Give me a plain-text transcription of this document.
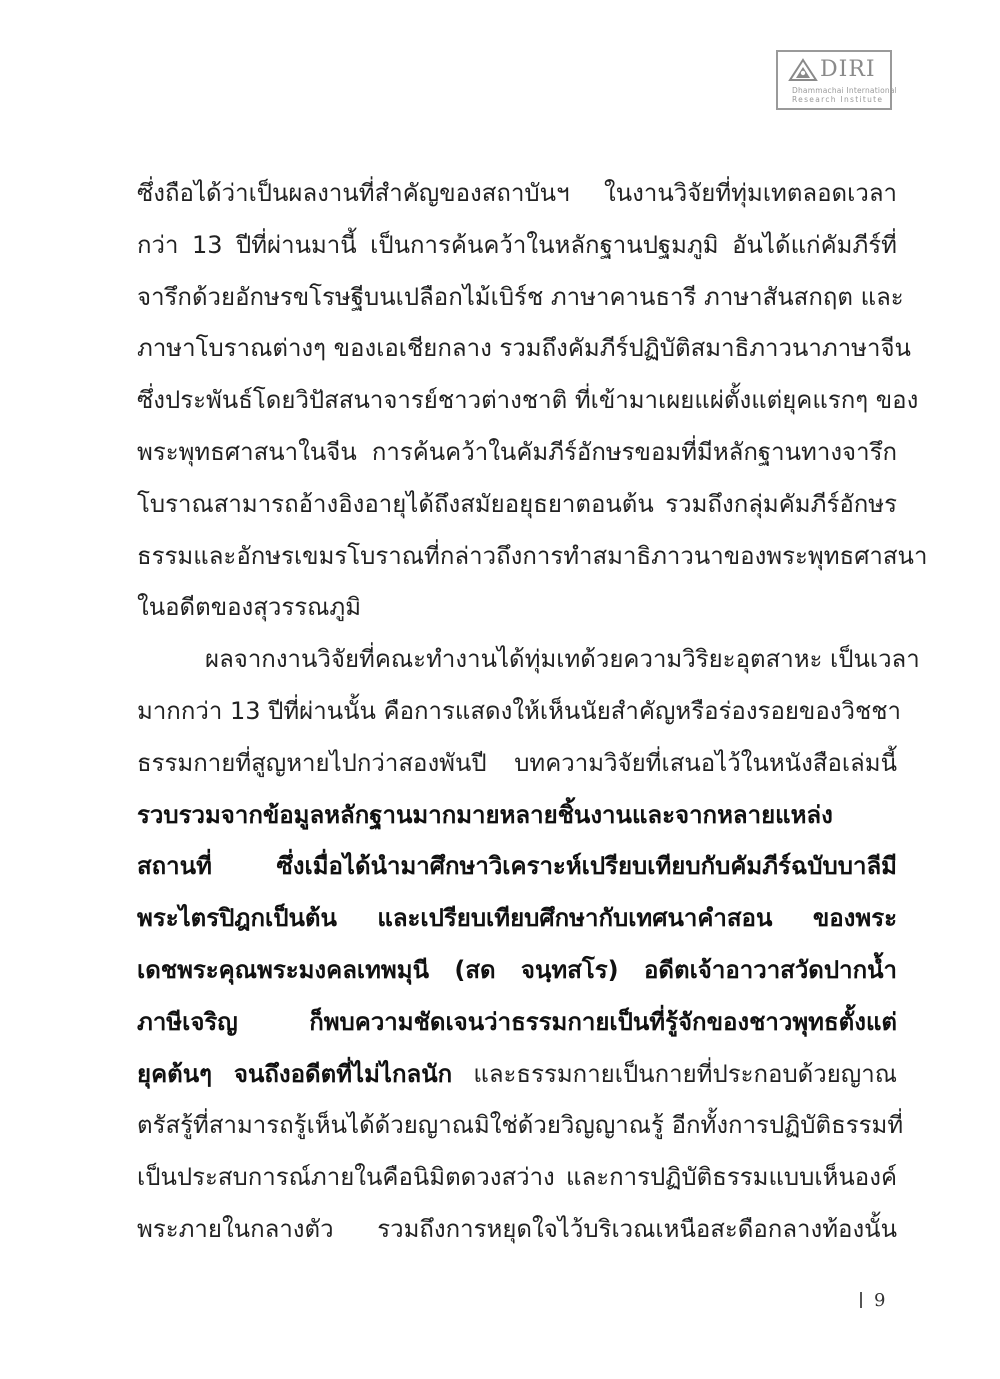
DIRI
Dhammachai International
Research Institute
ซึ่งถือได้ว่าเป็นผลงานที่สำคัญของสถาบันฯ ในงานวิจัยที่ทุ่มเทตลอดเวลา
กว่า 13 ปีที่ผ่านมานี้ เป็นการค้นคว้าในหลักฐานปฐมภูมิ อันได้แก่คัมภีร์ที่
จารึกด้วยอักษรขโรษฐีบนเปลือกไม้เบิร์ช ภาษาคานธารี ภาษาสันสกฤต และ
ภาษาโบราณต่างๆ ของเอเชียกลาง รวมถึงคัมภีร์ปฏิบัติสมาธิภาวนาภาษาจีน
ซึ่งประพันธ์โดยวิปัสสนาจารย์ชาวต่างชาติ ที่เข้ามาเผยแผ่ตั้งแต่ยุคแรกๆ ของ
พระพุทธศาสนาในจีน การค้นคว้าในคัมภีร์อักษรขอมที่มีหลักฐานทางจารึก
โบราณสามารถอ้างอิงอายุได้ถึงสมัยอยุธยาตอนต้น รวมถึงกลุ่มคัมภีร์อักษร
ธรรมและอักษรเขมรโบราณที่กล่าวถึงการทำสมาธิภาวนาของพระพุทธศาสนา
ในอดีตของสุวรรณภูมิ
ผลจากงานวิจัยที่คณะทำงานได้ทุ่มเทด้วยความวิริยะอุตสาหะ เป็นเวลา
มากกว่า 13 ปีที่ผ่านนั้น คือการแสดงให้เห็นนัยสำคัญหรือร่องรอยของวิชชา
ธรรมกายที่สูญหายไปกว่าสองพันปี บทความวิจัยที่เสนอไว้ในหนังสือเล่มนี้
รวบรวมจากข้อมูลหลักฐานมากมายหลายชิ้นงานและจากหลายแหล่ง
สถานที่ ซึ่งเมื่อได้นำมาศึกษาวิเคราะห์เปรียบเทียบกับคัมภีร์ฉบับบาลีมี
พระไตรปิฎกเป็นต้น และเปรียบเทียบศึกษากับเทศนาคำสอน ของพระ
เดชพระคุณพระมงคลเทพมุนี (สด จนฺทสโร) อดีตเจ้าอาวาสวัดปากน้ำ
ภาษีเจริญ ก็พบความชัดเจนว่าธรรมกายเป็นที่รู้จักของชาวพุทธตั้งแต่
ยุคต้นๆ จนถึงอดีตที่ไม่ไกลนัก และธรรมกายเป็นกายที่ประกอบด้วยญาณ
ตรัสรู้ที่สามารถรู้เห็นได้ด้วยญาณมิใช่ด้วยวิญญาณรู้ อีกทั้งการปฏิบัติธรรมที่
เป็นประสบการณ์ภายในคือนิมิตดวงสว่าง และการปฏิบัติธรรมแบบเห็นองค์
พระภายในกลางตัว รวมถึงการหยุดใจไว้บริเวณเหนือสะดือกลางท้องนั้น
9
:::
■ **TASK DETAILS**
Pictures are to be left out; the records above must be repeated word for word.

■ **RESULT OF THE EXERCISE**
Give me a plain-text transcription of this document.
DIRI
Dhammachai International
Research Institute
ซึ่งถือได้ว่าเป็นผลงานที่สำคัญของสถาบันฯ ในงานวิจัยที่ทุ่มเทตลอดเวลา
กว่า 13 ปีที่ผ่านมานี้ เป็นการค้นคว้าในหลักฐานปฐมภูมิ อันได้แก่คัมภีร์ที่
จารึกด้วยอักษรขโรษฐีบนเปลือกไม้เบิร์ช ภาษาคานธารี ภาษาสันสกฤต และ
ภาษาโบราณต่างๆ ของเอเชียกลาง รวมถึงคัมภีร์ปฏิบัติสมาธิภาวนาภาษาจีน
ซึ่งประพันธ์โดยวิปัสสนาจารย์ชาวต่างชาติ ที่เข้ามาเผยแผ่ตั้งแต่ยุคแรกๆ ของ
พระพุทธศาสนาในจีน การค้นคว้าในคัมภีร์อักษรขอมที่มีหลักฐานทางจารึก
โบราณสามารถอ้างอิงอายุได้ถึงสมัยอยุธยาตอนต้น รวมถึงกลุ่มคัมภีร์อักษร
ธรรมและอักษรเขมรโบราณที่กล่าวถึงการทำสมาธิภาวนาของพระพุทธศาสนา
ในอดีตของสุวรรณภูมิ
ผลจากงานวิจัยที่คณะทำงานได้ทุ่มเทด้วยความวิริยะอุตสาหะ เป็นเวลา
มากกว่า 13 ปีที่ผ่านนั้น คือการแสดงให้เห็นนัยสำคัญหรือร่องรอยของวิชชา
ธรรมกายที่สูญหายไปกว่าสองพันปี บทความวิจัยที่เสนอไว้ในหนังสือเล่มนี้
รวบรวมจากข้อมูลหลักฐานมากมายหลายชิ้นงานและจากหลายแหล่ง
สถานที่ ซึ่งเมื่อได้นำมาศึกษาวิเคราะห์เปรียบเทียบกับคัมภีร์ฉบับบาลีมี
พระไตรปิฎกเป็นต้น และเปรียบเทียบศึกษากับเทศนาคำสอน ของพระ
เดชพระคุณพระมงคลเทพมุนี (สด จนฺทสโร) อดีตเจ้าอาวาสวัดปากน้ำ
ภาษีเจริญ ก็พบความชัดเจนว่าธรรมกายเป็นที่รู้จักของชาวพุทธตั้งแต่
ยุคต้นๆ จนถึงอดีตที่ไม่ไกลนัก และธรรมกายเป็นกายที่ประกอบด้วยญาณ
ตรัสรู้ที่สามารถรู้เห็นได้ด้วยญาณมิใช่ด้วยวิญญาณรู้ อีกทั้งการปฏิบัติธรรมที่
เป็นประสบการณ์ภายในคือนิมิตดวงสว่าง และการปฏิบัติธรรมแบบเห็นองค์
พระภายในกลางตัว รวมถึงการหยุดใจไว้บริเวณเหนือสะดือกลางท้องนั้น
9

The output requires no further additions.